**Aufgabe:**
Setzen Sie den Text über die Debatte zum Mindestlohn im Anschluss an seinen letzten Satz fort.

**Ausgewählter Auszug:**
Produktionsgerechtigkeit und Aufstiegschancen?

Seitens der Arbeitgeber wird ins Feld geführt, dass die Aushandlung von Löhnen in erster Linie Sache der Tarifpartner sei. Auch gehe ein gesetzlicher Mindestlohn "zulasten von Geringqualifizierten und Langzeitarbeitslosen", stellte jüngst Arbeitgeberpräsident Dieter Hundt zum wiederholten Male fest. Seine Bundesvereinigung der Deutschen Arbeitgeber (BDA) konstatiert zudem, dass eine branchenübergreifende Mindestentlohnung nicht gerecht sei: "Werden beispielsweise einfache Helfertätigkeiten ausgeübt, für die keine oder nur eine sehr geringe Qualifikation notwendig ist, ist ein niedrigeres Lohnniveau im Sinne einer produktivitätsgerechten Entlohnung folgerichtig." Eine Entlohnung müsse sich immer an der Tätigkeit orientieren und nicht an der individuellen Qualifikation des jeweiligen Arbeitnehmers. So sei unerheblich, ob ein Taxi von einem Akademiker gelenkt werde oder von jemandem ohne Berufsausbildung - "der Fahrgast bezahlt in beiden Fällen den gleichen Preis", so der BDA.

Die marktorientierte Initiative Neue Soziale Marktwirtschaft (INSM) geht noch einen Schritt weiter und behauptet: "Sollte es als Folge der Einführung eines Mindestlohns zu Preissteigerungen einheimischer Produkte kommen, würde die Mehrzahl der Deutschen auf ausländische Produkte umsteigen." Außerdem würde eine Beschneidung des Niedriglohnsektors vielen Arbeitslosen die Chance nehmen, im regulären Arbeitsmarkt wieder Fuß zu fassen.

Lohndumping als unfairer Wettbewerbsvorteil

Die Gewerkschaften halten dagegen: Es dürfe nicht sein, dass jemand, der Vollzeit arbeite, nicht von seinem Einkommen leben könne, wird DGB-Chef Michael Sommer nicht müde zu betonen. Lohndumping sei ein unfairer Wettbewerbsvorteil zu Lasten der Arbeitnehmer, schreibt der DGB auf der Internetseite mindestlohn.de. Ein Mindestlohn sei deshalb nicht nur sozial gerecht, er wirke auch produktivitätssteigernd: Nur wer nicht von ständigen Existenzängsten geplagt werde, könne gute Arbeit leisten.

Seit Jahren stehen diese Argumente im Raum und haben sich kaum verändert. Und dennoch gibt es den Mindestlohn in Deutschland - zumindest für zehn Branchen. Grundlage ist das Arbeitnehmer-Entsendegesetz, das die Große Koalition in dieser Form verabschiedete.

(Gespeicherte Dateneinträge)
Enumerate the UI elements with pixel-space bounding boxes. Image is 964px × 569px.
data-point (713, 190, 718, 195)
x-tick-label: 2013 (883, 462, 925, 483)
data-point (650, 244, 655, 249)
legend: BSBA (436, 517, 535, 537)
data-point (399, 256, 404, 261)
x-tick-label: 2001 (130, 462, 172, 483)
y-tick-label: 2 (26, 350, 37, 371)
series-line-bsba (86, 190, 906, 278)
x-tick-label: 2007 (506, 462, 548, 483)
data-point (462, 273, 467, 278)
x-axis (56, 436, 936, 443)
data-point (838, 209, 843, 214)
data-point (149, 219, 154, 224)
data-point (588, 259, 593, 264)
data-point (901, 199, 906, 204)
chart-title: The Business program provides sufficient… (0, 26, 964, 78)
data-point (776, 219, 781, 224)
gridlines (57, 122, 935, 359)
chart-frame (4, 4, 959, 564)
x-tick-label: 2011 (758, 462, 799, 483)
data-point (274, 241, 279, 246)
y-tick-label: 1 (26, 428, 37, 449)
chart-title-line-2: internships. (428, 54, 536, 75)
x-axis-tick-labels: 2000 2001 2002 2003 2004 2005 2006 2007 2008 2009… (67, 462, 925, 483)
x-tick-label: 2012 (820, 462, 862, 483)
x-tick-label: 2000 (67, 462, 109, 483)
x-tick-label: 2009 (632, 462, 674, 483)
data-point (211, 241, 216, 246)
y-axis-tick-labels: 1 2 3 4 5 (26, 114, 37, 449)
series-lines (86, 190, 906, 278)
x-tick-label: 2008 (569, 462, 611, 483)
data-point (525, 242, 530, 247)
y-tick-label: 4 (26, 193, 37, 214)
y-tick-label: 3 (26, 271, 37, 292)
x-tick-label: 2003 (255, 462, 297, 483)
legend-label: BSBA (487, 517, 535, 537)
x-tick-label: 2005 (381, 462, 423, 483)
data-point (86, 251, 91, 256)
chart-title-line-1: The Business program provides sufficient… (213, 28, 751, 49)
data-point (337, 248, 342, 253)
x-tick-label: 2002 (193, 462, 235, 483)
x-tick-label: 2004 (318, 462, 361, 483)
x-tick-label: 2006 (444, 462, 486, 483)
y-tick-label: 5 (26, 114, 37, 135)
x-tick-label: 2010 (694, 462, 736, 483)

**Lösung:**
Zoll kann Verstöße mit bis zu 500.000 Euro ahnden

Voraussetzung für einen Mindestlohn auf dieser gesetzlichen Grundlage ist, dass Tarifvertragsparteien branchenspezifische Einkommensuntergrenzen in Tarifverträgen vereinbaren und die Rechtsverbindlichkeit beim Bundesarbeitsministerium beantragen. Erst wenn das Ministerium dann einen entsprechenden Erlass, der sich nicht von den Vorgaben der Tarifparteien unterscheiden darf, veröffentlicht, gibt es auch eine Handhabe gegen Verstöße. Die Einhaltung der Mindestlöhne wird von den Behörden der Zollverwaltung kontrolliert. Verstöße können als Ordnungswidrigkeit mit einer Geldbuße von bis zu 500.000 Euro geahndet werden.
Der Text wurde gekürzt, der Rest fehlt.